ITEMS:
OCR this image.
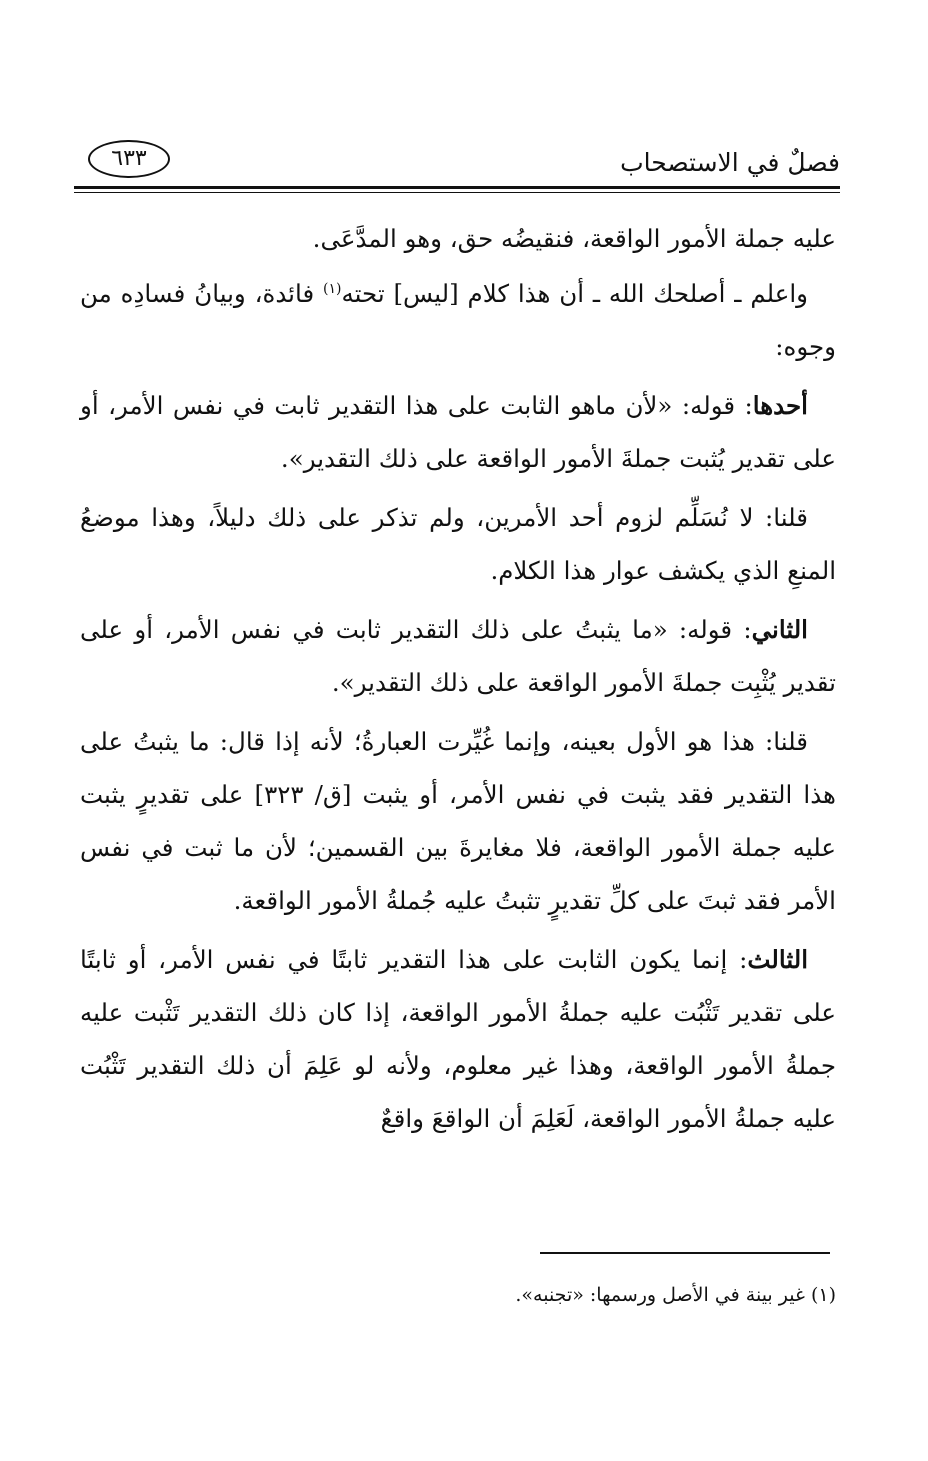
فصلٌ في الاستصحاب
٦٣٣

عليه جملة الأمور الواقعة، فنقيضُه حق، وهو المدَّعَى.

واعلم ـ أصلحك الله ـ أن هذا كلام [ليس] تحته$^{(١)}$ فائدة، وبيانُ فسادِه من وجوه:

أحدها: قوله: «لأن ماهو الثابت على هذا التقدير ثابت في نفس الأمر، أو على تقدير يُثبت جملةَ الأمور الواقعة على ذلك التقدير».

قلنا: لا نُسَلِّم لزوم أحد الأمرين، ولم تذكر على ذلك دليلاً، وهذا موضعُ المنعِ الذي يكشف عوار هذا الكلام.

الثاني: قوله: «ما يثبتُ على ذلك التقدير ثابت في نفس الأمر، أو على تقدير يُثْبِت جملةَ الأمور الواقعة على ذلك التقدير».

قلنا: هذا هو الأول بعينه، وإنما غُيِّرت العبارةُ؛ لأنه إذا قال: ما يثبتُ على هذا التقدير فقد يثبت في نفس الأمر، أو يثبت [ق/ ٣٢٣] على تقديرٍ يثبت عليه جملة الأمور الواقعة، فلا مغايرةَ بين القسمين؛ لأن ما ثبت في نفس الأمر فقد ثبتَ على كلِّ تقديرٍ تثبتُ عليه جُملةُ الأمور الواقعة.

الثالث: إنما يكون الثابت على هذا التقدير ثابتًا في نفس الأمر، أو ثابتًا على تقدير تَثْبُت عليه جملةُ الأمور الواقعة، إذا كان ذلك التقدير تَثْبت عليه جملةُ الأمور الواقعة، وهذا غير معلوم، ولأنه لو عَلِمَ أن ذلك التقدير تَثْبُت عليه جملةُ الأمور الواقعة، لَعَلِمَ أن الواقعَ واقعٌ

(١) غير بينة في الأصل ورسمها: «تجنبه».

JOB:
Select and copy every line of the material that holds the string "الثابت".

EXERCISE RESPONSE:
أحدها: قوله: «لأن ماهو الثابت على هذا التقدير ثابت في نفس الأمر، أو على تقدير يُثبت جملةَ الأمور الواقعة على ذلك التقدير».
الثالث: إنما يكون الثابت على هذا التقدير ثابتًا في نفس الأمر، أو ثابتًا على تقدير تَثْبُت عليه جملةُ الأمور الواقعة، إذا كان ذلك التقدير تَثْبت عليه جملةُ الأمور الواقعة، وهذا غير معلوم، ولأنه لو عَلِمَ أن ذلك التقدير تَثْبُت عليه جملةُ الأمور الواقعة، لَعَلِمَ أن الواقعَ واقعٌ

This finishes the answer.